◆ AIM OF THE EXERCISE: Report how many lines contain "History"; state the number and nothing else.

◆ SUPPLIED RECORDS:
....

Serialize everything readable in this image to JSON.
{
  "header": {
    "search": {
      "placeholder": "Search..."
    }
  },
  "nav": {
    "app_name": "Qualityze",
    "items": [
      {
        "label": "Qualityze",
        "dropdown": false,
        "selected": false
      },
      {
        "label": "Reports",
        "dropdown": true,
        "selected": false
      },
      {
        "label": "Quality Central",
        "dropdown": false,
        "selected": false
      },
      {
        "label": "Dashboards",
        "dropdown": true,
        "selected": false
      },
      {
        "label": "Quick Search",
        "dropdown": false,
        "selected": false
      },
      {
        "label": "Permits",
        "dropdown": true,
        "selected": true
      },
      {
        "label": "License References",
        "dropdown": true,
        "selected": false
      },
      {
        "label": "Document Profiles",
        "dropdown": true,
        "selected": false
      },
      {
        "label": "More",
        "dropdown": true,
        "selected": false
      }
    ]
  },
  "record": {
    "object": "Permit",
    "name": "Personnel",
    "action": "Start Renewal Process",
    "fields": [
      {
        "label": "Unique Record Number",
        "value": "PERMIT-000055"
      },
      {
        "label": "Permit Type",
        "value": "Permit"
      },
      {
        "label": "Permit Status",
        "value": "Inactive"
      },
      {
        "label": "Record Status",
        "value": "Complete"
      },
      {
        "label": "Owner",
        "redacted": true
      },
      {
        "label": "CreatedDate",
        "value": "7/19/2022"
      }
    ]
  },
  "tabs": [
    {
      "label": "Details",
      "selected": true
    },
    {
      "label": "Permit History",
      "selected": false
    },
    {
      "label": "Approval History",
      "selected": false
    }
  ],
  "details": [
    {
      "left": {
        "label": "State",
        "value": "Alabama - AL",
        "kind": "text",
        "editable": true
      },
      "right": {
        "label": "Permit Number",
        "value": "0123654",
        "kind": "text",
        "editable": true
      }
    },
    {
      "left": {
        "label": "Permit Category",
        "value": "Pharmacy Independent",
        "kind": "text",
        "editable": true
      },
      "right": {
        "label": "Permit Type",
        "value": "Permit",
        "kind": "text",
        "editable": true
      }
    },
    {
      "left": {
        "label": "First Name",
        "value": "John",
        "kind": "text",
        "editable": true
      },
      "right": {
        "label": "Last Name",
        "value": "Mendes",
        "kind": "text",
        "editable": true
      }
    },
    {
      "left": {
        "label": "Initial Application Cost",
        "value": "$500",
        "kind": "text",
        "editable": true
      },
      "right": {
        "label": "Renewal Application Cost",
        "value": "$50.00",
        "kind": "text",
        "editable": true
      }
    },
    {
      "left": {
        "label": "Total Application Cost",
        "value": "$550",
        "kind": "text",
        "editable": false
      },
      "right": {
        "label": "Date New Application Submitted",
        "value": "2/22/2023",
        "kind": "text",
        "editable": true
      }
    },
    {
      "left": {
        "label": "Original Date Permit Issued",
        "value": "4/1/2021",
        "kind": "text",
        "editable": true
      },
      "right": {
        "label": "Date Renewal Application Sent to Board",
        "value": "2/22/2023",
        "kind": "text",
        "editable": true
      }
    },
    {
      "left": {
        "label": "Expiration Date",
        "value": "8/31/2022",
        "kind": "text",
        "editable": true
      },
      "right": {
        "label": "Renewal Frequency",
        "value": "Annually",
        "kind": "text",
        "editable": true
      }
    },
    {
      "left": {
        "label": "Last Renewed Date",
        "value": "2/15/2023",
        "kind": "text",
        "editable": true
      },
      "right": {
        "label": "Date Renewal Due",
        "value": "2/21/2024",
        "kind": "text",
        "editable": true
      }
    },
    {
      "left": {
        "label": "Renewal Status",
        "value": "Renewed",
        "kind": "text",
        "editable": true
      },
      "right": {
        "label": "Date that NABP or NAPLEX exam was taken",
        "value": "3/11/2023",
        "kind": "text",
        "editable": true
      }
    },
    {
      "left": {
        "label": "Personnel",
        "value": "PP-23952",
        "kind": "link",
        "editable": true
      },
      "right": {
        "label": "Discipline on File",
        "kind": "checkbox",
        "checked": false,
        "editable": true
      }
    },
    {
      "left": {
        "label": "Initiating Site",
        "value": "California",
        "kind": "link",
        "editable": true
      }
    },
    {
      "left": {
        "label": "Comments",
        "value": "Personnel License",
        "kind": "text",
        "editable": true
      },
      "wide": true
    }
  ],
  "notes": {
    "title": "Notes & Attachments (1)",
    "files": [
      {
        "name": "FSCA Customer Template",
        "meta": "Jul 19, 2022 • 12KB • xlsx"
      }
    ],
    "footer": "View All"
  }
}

....

◆ TASK ANSWER: 2